- [Texte]:
La présence des cimenteries à Viviers explique cette mise au point de carreaux polychromes en ciment comprimé, sans cuisson, par trois Vivarois : Etienne Larmande puis Louis-François Damon, inventeurs du procédé, et Auguste Lachave. Les seuls pavages existants étaient alors en pierre, en marbre ou en granito, des matériaux très onéreux que les applicateurs travaillaient sur place. Le carreau de ciment, solution alternative originale, solide et bien moins chère, connaît donc rapidement un immense succès.
Le procédé révolutionnaire est découvert par l’ingénieur
ardéchois Étienne Larmande et relaté par Yves Esquieu, professeur d’art
: « La chaux hydraulique, seule ou mélangée dans de certaines proportions
à de l’argile calcinée, du sable et de l’eau, produit une matière aussi dure
que de la pierre ordinaire sans qu’il soit besoin d’aucune cuisson. »

- [Objectif 1]: Énumère les matériaux des seuls pavages qui existaient avant le carreau de ciment, selon le texte sur les carreaux de ciment.

- [Données de la tâche]:
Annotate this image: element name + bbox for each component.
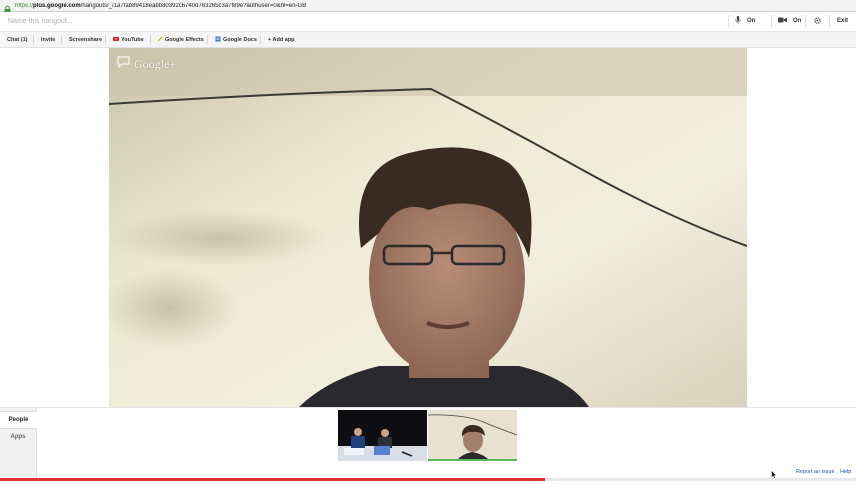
- url-scheme: https://: [15, 2, 34, 9]
- mic-status: On: [747, 18, 756, 24]
- camera-status: On: [793, 18, 802, 24]
- url-text[interactable]: https://plus.google.com/hangouts/_/1a7fa…: [15, 3, 306, 9]
- participant-video: [338, 410, 427, 461]
- divider: [260, 35, 261, 44]
- add-app-label: + Add app: [268, 36, 295, 43]
- divider: [829, 15, 830, 28]
- hangout-name-input[interactable]: [5, 15, 411, 27]
- google-plus-chat-icon: [117, 56, 134, 72]
- participant-thumbnail[interactable]: [338, 410, 427, 461]
- divider: [61, 35, 62, 44]
- tab-screenshare-label: Screenshare: [69, 36, 103, 43]
- url-path: /hangouts/_/1a7fab89418eabb80392c6740d76…: [80, 2, 307, 9]
- report-issue-link[interactable]: Report an issue: [796, 469, 835, 475]
- divider: [207, 35, 208, 44]
- camera-toggle[interactable]: On: [778, 15, 801, 27]
- divider: [150, 35, 151, 44]
- mic-icon: [735, 16, 747, 26]
- tab-google-docs[interactable]: Google Docs: [215, 32, 257, 47]
- lock-icon: [3, 1, 12, 14]
- tab-screenshare[interactable]: Screenshare: [69, 32, 102, 47]
- url-host: plus.google.com: [33, 2, 81, 9]
- mouse-cursor-icon: [771, 466, 777, 484]
- google-plus-watermark: Google+: [117, 56, 176, 72]
- exit-label: Exit: [837, 18, 849, 24]
- divider: [771, 15, 772, 28]
- divider: [805, 15, 806, 28]
- divider: [105, 35, 106, 44]
- tab-invite[interactable]: Invite: [41, 32, 55, 47]
- settings-button[interactable]: [814, 15, 827, 27]
- mic-toggle[interactable]: On: [735, 15, 755, 27]
- main-video-frame: [109, 48, 747, 407]
- tab-chat[interactable]: Chat (1): [7, 32, 27, 47]
- hangout-top-bar: On On Exit: [0, 12, 856, 32]
- self-thumbnail[interactable]: [428, 410, 517, 461]
- tab-apps-label: Apps: [10, 434, 26, 440]
- tab-youtube[interactable]: YouTube: [113, 32, 144, 47]
- self-video: [428, 410, 517, 461]
- tab-people-label: People: [8, 417, 29, 423]
- main-video[interactable]: [109, 48, 747, 407]
- tab-apps[interactable]: Apps: [0, 429, 36, 445]
- docs-icon: [215, 36, 221, 44]
- add-app-button[interactable]: + Add app: [268, 32, 295, 47]
- divider: [728, 15, 729, 28]
- browser-url-bar[interactable]: https://plus.google.com/hangouts/_/1a7fa…: [0, 0, 856, 14]
- help-link[interactable]: Help: [840, 469, 851, 475]
- tab-youtube-label: YouTube: [121, 36, 144, 43]
- tab-google-docs-label: Google Docs: [223, 36, 257, 43]
- divider: [33, 35, 34, 44]
- active-speaker-indicator: [428, 459, 517, 461]
- tab-google-effects-label: Google Effects: [165, 36, 204, 43]
- camera-icon: [778, 17, 793, 25]
- apps-toolbar: Chat (1) Invite Screenshare YouTube Goog…: [0, 32, 856, 48]
- tab-people[interactable]: People: [0, 411, 37, 429]
- tab-invite-label: Invite: [41, 36, 56, 43]
- side-tabs: People Apps: [0, 408, 37, 481]
- effects-icon: [157, 35, 163, 44]
- gear-icon: [814, 16, 827, 26]
- tab-chat-label: Chat (1): [7, 36, 28, 43]
- watermark-text: Google+: [134, 56, 177, 71]
- exit-button[interactable]: Exit: [837, 15, 848, 27]
- youtube-icon: [113, 36, 119, 44]
- tab-google-effects[interactable]: Google Effects: [157, 32, 204, 47]
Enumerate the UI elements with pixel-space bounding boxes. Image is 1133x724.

- [Objectif 2]: Dans les entrées, reprends les lignes qui commencent à celle contenant "- url-scheme: https://: [15, 2, 34, 9]" et se terminent à celle contenant "- tab-invite[interactable]: Invite: [41, 32, 55, 47]", en remplaçant "divider" par "separator". Ne modifie rien d'autre.

- [Bonne réponse 1]:
- la pierre
- le marbre
- le granito

- [Bonne réponse 2]:
- url-scheme: https://: [15, 2, 34, 9]
- mic-status: On: [747, 18, 756, 24]
- camera-status: On: [793, 18, 802, 24]
- url-text[interactable]: https://plus.google.com/hangouts/_/1a7fa…: [15, 3, 306, 9]
- participant-video: [338, 410, 427, 461]
- separator: [260, 35, 261, 44]
- add-app-label: + Add app: [268, 36, 295, 43]
- separator: [829, 15, 830, 28]
- hangout-name-input[interactable]: [5, 15, 411, 27]
- google-plus-chat-icon: [117, 56, 134, 72]
- participant-thumbnail[interactable]: [338, 410, 427, 461]
- separator: [61, 35, 62, 44]
- tab-screenshare-label: Screenshare: [69, 36, 103, 43]
- url-path: /hangouts/_/1a7fab89418eabb80392c6740d76…: [80, 2, 307, 9]
- report-issue-link[interactable]: Report an issue: [796, 469, 835, 475]
- separator: [207, 35, 208, 44]
- camera-toggle[interactable]: On: [778, 15, 801, 27]
- separator: [150, 35, 151, 44]
- mic-icon: [735, 16, 747, 26]
- tab-google-docs[interactable]: Google Docs: [215, 32, 257, 47]
- lock-icon: [3, 1, 12, 14]
- tab-screenshare[interactable]: Screenshare: [69, 32, 102, 47]
- url-host: plus.google.com: [33, 2, 81, 9]
- mouse-cursor-icon: [771, 466, 777, 484]
- google-plus-watermark: Google+: [117, 56, 176, 72]
- exit-label: Exit: [837, 18, 849, 24]
- separator: [771, 15, 772, 28]
- separator: [805, 15, 806, 28]
- separator: [105, 35, 106, 44]
- tab-invite[interactable]: Invite: [41, 32, 55, 47]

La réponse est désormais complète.